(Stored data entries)

•••

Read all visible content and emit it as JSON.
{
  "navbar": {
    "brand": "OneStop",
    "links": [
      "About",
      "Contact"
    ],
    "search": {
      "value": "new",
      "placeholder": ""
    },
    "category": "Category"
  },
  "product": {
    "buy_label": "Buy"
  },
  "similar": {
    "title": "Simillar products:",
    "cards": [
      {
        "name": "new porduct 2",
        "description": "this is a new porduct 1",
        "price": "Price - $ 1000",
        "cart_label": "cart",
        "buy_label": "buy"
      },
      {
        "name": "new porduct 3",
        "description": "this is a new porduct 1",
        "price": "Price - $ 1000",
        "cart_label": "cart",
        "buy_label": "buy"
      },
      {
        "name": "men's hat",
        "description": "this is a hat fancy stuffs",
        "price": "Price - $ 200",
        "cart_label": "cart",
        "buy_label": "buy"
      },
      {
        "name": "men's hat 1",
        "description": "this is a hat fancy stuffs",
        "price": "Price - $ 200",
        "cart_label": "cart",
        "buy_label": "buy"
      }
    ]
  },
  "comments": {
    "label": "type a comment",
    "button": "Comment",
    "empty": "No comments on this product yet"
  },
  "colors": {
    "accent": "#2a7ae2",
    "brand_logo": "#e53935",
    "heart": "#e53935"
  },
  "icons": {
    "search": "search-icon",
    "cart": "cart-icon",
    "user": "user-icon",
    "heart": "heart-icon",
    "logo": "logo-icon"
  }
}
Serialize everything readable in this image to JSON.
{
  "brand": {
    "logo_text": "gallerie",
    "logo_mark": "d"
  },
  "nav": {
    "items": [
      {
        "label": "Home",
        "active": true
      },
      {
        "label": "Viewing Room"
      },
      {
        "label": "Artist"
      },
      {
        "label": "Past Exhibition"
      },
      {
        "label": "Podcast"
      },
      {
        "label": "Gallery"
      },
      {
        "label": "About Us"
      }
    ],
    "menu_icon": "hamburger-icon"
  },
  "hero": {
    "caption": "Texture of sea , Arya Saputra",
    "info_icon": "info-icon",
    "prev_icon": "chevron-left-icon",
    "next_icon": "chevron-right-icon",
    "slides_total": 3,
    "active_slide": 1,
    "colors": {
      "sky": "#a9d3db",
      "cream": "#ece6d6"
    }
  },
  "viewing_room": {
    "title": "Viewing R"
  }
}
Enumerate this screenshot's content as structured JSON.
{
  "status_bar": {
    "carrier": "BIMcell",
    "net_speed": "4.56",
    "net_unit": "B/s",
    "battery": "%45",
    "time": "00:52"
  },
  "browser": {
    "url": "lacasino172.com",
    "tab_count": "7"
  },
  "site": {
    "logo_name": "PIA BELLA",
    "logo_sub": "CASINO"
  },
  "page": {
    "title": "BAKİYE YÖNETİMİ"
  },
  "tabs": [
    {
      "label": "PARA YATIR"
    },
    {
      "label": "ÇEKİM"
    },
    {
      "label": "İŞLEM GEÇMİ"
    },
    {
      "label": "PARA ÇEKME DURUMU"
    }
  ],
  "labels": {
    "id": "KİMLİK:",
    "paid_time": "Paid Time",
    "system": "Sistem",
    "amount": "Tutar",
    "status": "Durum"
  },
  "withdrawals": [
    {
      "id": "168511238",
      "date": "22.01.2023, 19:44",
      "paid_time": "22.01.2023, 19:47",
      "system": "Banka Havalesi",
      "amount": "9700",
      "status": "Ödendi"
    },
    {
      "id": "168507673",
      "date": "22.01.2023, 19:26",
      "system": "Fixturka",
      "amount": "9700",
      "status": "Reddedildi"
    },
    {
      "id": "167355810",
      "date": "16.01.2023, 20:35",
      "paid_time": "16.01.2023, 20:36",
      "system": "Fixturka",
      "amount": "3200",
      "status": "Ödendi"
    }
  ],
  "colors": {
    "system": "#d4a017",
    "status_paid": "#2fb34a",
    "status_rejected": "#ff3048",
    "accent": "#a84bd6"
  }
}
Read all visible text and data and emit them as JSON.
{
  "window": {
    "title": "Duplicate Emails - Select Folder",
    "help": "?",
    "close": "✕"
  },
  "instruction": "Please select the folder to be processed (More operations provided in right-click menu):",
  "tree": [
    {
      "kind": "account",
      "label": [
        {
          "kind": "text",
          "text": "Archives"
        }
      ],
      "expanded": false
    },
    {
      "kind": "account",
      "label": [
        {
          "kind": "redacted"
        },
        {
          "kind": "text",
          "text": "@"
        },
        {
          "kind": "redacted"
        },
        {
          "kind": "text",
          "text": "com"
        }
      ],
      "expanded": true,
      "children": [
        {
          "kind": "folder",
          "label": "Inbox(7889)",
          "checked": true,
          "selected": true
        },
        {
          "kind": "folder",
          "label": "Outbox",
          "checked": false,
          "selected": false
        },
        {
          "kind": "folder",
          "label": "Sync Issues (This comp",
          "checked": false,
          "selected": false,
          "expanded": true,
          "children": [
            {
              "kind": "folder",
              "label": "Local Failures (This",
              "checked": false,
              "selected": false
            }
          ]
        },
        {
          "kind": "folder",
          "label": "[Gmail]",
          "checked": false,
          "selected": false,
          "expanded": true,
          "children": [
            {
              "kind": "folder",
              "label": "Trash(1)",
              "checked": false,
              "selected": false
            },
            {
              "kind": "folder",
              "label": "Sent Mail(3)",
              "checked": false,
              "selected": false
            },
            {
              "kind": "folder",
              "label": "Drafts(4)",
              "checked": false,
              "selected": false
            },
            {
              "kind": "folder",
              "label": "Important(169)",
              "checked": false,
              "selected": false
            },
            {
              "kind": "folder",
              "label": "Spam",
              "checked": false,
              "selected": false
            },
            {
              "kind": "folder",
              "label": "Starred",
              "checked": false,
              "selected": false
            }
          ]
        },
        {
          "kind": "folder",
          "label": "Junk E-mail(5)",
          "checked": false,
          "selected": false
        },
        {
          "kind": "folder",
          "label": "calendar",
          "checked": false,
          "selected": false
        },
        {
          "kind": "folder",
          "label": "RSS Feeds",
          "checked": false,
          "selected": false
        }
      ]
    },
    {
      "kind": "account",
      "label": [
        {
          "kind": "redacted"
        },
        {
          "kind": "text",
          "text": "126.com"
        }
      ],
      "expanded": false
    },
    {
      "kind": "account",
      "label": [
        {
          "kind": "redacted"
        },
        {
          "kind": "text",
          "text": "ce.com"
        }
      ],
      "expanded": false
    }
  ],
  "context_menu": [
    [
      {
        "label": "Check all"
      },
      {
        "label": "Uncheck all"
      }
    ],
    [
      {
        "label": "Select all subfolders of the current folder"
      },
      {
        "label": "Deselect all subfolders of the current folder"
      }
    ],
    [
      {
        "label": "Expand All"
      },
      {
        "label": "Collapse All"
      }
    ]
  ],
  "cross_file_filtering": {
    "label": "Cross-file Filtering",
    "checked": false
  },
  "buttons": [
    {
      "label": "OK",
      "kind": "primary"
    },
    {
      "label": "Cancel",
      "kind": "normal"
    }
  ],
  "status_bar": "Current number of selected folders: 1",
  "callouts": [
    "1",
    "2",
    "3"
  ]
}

•••

Task details:
Restate the data above word for word, please.

Solution to this task:
Read all visible content and emit it as JSON.
{
  "navbar": {
    "brand": "OneStop",
    "links": [
      "About",
      "Contact"
    ],
    "search": {
      "value": "new",
      "placeholder": ""
    },
    "category": "Category"
  },
  "product": {
    "buy_label": "Buy"
  },
  "similar": {
    "title": "Simillar products:",
    "cards": [
      {
        "name": "new porduct 2",
        "description": "this is a new porduct 1",
        "price": "Price - $ 1000",
        "cart_label": "cart",
        "buy_label": "buy"
      },
      {
        "name": "new porduct 3",
        "description": "this is a new porduct 1",
        "price": "Price - $ 1000",
        "cart_label": "cart",
        "buy_label": "buy"
      },
      {
        "name": "men's hat",
        "description": "this is a hat fancy stuffs",
        "price": "Price - $ 200",
        "cart_label": "cart",
        "buy_label": "buy"
      },
      {
        "name": "men's hat 1",
        "description": "this is a hat fancy stuffs",
        "price": "Price - $ 200",
        "cart_label": "cart",
        "buy_label": "buy"
      }
    ]
  },
  "comments": {
    "label": "type a comment",
    "button": "Comment",
    "empty": "No comments on this product yet"
  },
  "colors": {
    "accent": "#2a7ae2",
    "brand_logo": "#e53935",
    "heart": "#e53935"
  },
  "icons": {
    "search": "search-icon",
    "cart": "cart-icon",
    "user": "user-icon",
    "heart": "heart-icon",
    "logo": "logo-icon"
  }
}
Serialize everything readable in this image to JSON.
{
  "brand": {
    "logo_text": "gallerie",
    "logo_mark": "d"
  },
  "nav": {
    "items": [
      {
        "label": "Home",
        "active": true
      },
      {
        "label": "Viewing Room"
      },
      {
        "label": "Artist"
      },
      {
        "label": "Past Exhibition"
      },
      {
        "label": "Podcast"
      },
      {
        "label": "Gallery"
      },
      {
        "label": "About Us"
      }
    ],
    "menu_icon": "hamburger-icon"
  },
  "hero": {
    "caption": "Texture of sea , Arya Saputra",
    "info_icon": "info-icon",
    "prev_icon": "chevron-left-icon",
    "next_icon": "chevron-right-icon",
    "slides_total": 3,
    "active_slide": 1,
    "colors": {
      "sky": "#a9d3db",
      "cream": "#ece6d6"
    }
  },
  "viewing_room": {
    "title": "Viewing R"
  }
}
Enumerate this screenshot's content as structured JSON.
{
  "status_bar": {
    "carrier": "BIMcell",
    "net_speed": "4.56",
    "net_unit": "B/s",
    "battery": "%45",
    "time": "00:52"
  },
  "browser": {
    "url": "lacasino172.com",
    "tab_count": "7"
  },
  "site": {
    "logo_name": "PIA BELLA",
    "logo_sub": "CASINO"
  },
  "page": {
    "title": "BAKİYE YÖNETİMİ"
  },
  "tabs": [
    {
      "label": "PARA YATIR"
    },
    {
      "label": "ÇEKİM"
    },
    {
      "label": "İŞLEM GEÇMİ"
    },
    {
      "label": "PARA ÇEKME DURUMU"
    }
  ],
  "labels": {
    "id": "KİMLİK:",
    "paid_time": "Paid Time",
    "system": "Sistem",
    "amount": "Tutar",
    "status": "Durum"
  },
  "withdrawals": [
    {
      "id": "168511238",
      "date": "22.01.2023, 19:44",
      "paid_time": "22.01.2023, 19:47",
      "system": "Banka Havalesi",
      "amount": "9700",
      "status": "Ödendi"
    },
    {
      "id": "168507673",
      "date": "22.01.2023, 19:26",
      "system": "Fixturka",
      "amount": "9700",
      "status": "Reddedildi"
    },
    {
      "id": "167355810",
      "date": "16.01.2023, 20:35",
      "paid_time": "16.01.2023, 20:36",
      "system": "Fixturka",
      "amount": "3200",
      "status": "Ödendi"
    }
  ],
  "colors": {
    "system": "#d4a017",
    "status_paid": "#2fb34a",
    "status_rejected": "#ff3048",
    "accent": "#a84bd6"
  }
}
Read all visible text and data and emit them as JSON.
{
  "window": {
    "title": "Duplicate Emails - Select Folder",
    "help": "?",
    "close": "✕"
  },
  "instruction": "Please select the folder to be processed (More operations provided in right-click menu):",
  "tree": [
    {
      "kind": "account",
      "label": [
        {
          "kind": "text",
          "text": "Archives"
        }
      ],
      "expanded": false
    },
    {
      "kind": "account",
      "label": [
        {
          "kind": "redacted"
        },
        {
          "kind": "text",
          "text": "@"
        },
        {
          "kind": "redacted"
        },
        {
          "kind": "text",
          "text": "com"
        }
      ],
      "expanded": true,
      "children": [
        {
          "kind": "folder",
          "label": "Inbox(7889)",
          "checked": true,
          "selected": true
        },
        {
          "kind": "folder",
          "label": "Outbox",
          "checked": false,
          "selected": false
        },
        {
          "kind": "folder",
          "label": "Sync Issues (This comp",
          "checked": false,
          "selected": false,
          "expanded": true,
          "children": [
            {
              "kind": "folder",
              "label": "Local Failures (This",
              "checked": false,
              "selected": false
            }
          ]
        },
        {
          "kind": "folder",
          "label": "[Gmail]",
          "checked": false,
          "selected": false,
          "expanded": true,
          "children": [
            {
              "kind": "folder",
              "label": "Trash(1)",
              "checked": false,
              "selected": false
            },
            {
              "kind": "folder",
              "label": "Sent Mail(3)",
              "checked": false,
              "selected": false
            },
            {
              "kind": "folder",
              "label": "Drafts(4)",
              "checked": false,
              "selected": false
            },
            {
              "kind": "folder",
              "label": "Important(169)",
              "checked": false,
              "selected": false
            },
            {
              "kind": "folder",
              "label": "Spam",
              "checked": false,
              "selected": false
            },
            {
              "kind": "folder",
              "label": "Starred",
              "checked": false,
              "selected": false
            }
          ]
        },
        {
          "kind": "folder",
          "label": "Junk E-mail(5)",
          "checked": false,
          "selected": false
        },
        {
          "kind": "folder",
          "label": "calendar",
          "checked": false,
          "selected": false
        },
        {
          "kind": "folder",
          "label": "RSS Feeds",
          "checked": false,
          "selected": false
        }
      ]
    },
    {
      "kind": "account",
      "label": [
        {
          "kind": "redacted"
        },
        {
          "kind": "text",
          "text": "126.com"
        }
      ],
      "expanded": false
    },
    {
      "kind": "account",
      "label": [
        {
          "kind": "redacted"
        },
        {
          "kind": "text",
          "text": "ce.com"
        }
      ],
      "expanded": false
    }
  ],
  "context_menu": [
    [
      {
        "label": "Check all"
      },
      {
        "label": "Uncheck all"
      }
    ],
    [
      {
        "label": "Select all subfolders of the current folder"
      },
      {
        "label": "Deselect all subfolders of the current folder"
      }
    ],
    [
      {
        "label": "Expand All"
      },
      {
        "label": "Collapse All"
      }
    ]
  ],
  "cross_file_filtering": {
    "label": "Cross-file Filtering",
    "checked": false
  },
  "buttons": [
    {
      "label": "OK",
      "kind": "primary"
    },
    {
      "label": "Cancel",
      "kind": "normal"
    }
  ],
  "status_bar": "Current number of selected folders: 1",
  "callouts": [
    "1",
    "2",
    "3"
  ]
}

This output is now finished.